• STATED EXERCISE: Which lines of the records contain "content"? Collect every one of them.

>> Begin SUPPLIED DATA

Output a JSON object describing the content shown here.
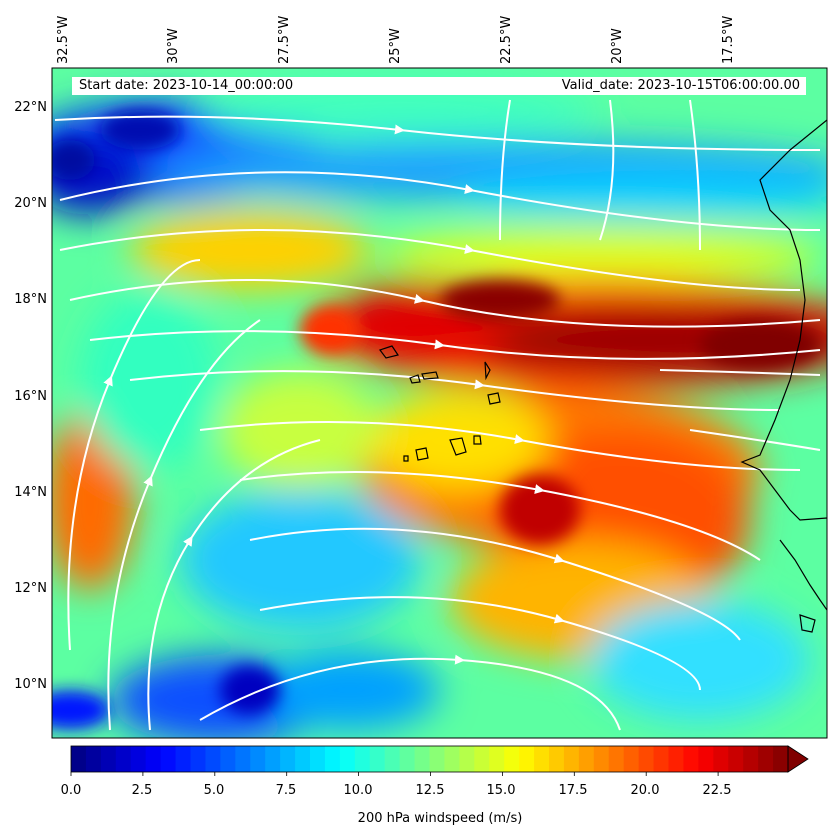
{
  "header": {
    "start_date": "Start date: 2023-10-14_00:00:00",
    "valid_date": "Valid_date: 2023-10-15T06:00:00.00"
  },
  "axes": {
    "lon_ticks": [
      "32.5°W",
      "30°W",
      "27.5°W",
      "25°W",
      "22.5°W",
      "20°W",
      "17.5°W"
    ],
    "lat_ticks": [
      "22°N",
      "20°N",
      "18°N",
      "16°N",
      "14°N",
      "12°N",
      "10°N"
    ]
  },
  "colorbar": {
    "label": "200 hPa windspeed (m/s)",
    "ticks": [
      "0.0",
      "2.5",
      "5.0",
      "7.5",
      "10.0",
      "12.5",
      "15.0",
      "17.5",
      "20.0",
      "22.5"
    ],
    "min": 0,
    "max": 25,
    "extend": "max",
    "colormap": "jet"
  },
  "map": {
    "field": "200 hPa windspeed",
    "units": "m/s",
    "lon_range": [
      -32.5,
      -15.5
    ],
    "lat_range": [
      8.9,
      22.8
    ],
    "streamlines": "white",
    "coastline_color": "#000000"
  }
}
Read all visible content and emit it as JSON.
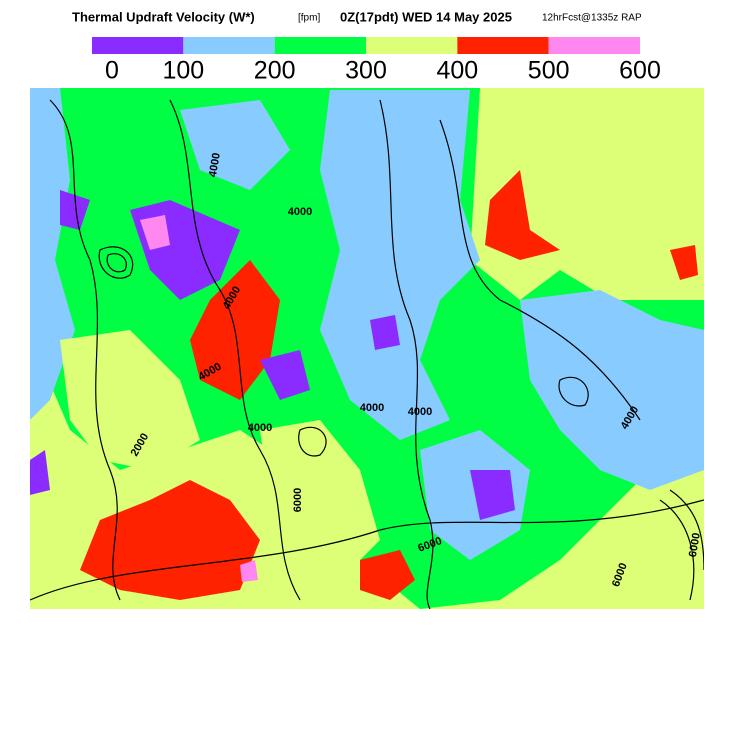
{
  "header": {
    "title": "Thermal Updraft Velocity (W*)",
    "units": "[fpm]",
    "valid_time": "0Z(17pdt) WED 14 May 2025",
    "forecast": "12hrFcst@1335z RAP"
  },
  "legend": {
    "colors": [
      "#8a2cff",
      "#88ccff",
      "#00ff44",
      "#ddff77",
      "#ff2200",
      "#ff88f0"
    ],
    "labels": [
      0,
      100,
      200,
      300,
      400,
      500,
      600
    ]
  },
  "map": {
    "contour_labels": [
      "4000",
      "4000",
      "4000",
      "4000",
      "4000",
      "4000",
      "4000",
      "6000",
      "6000",
      "4000",
      "2000",
      "6000",
      "6000"
    ]
  }
}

>> End SUPPLIED DATA

• SOLUTION TO THE PROBLEM:
Output a JSON object describing the content shown here.
Read all visible content and emit it as JSON.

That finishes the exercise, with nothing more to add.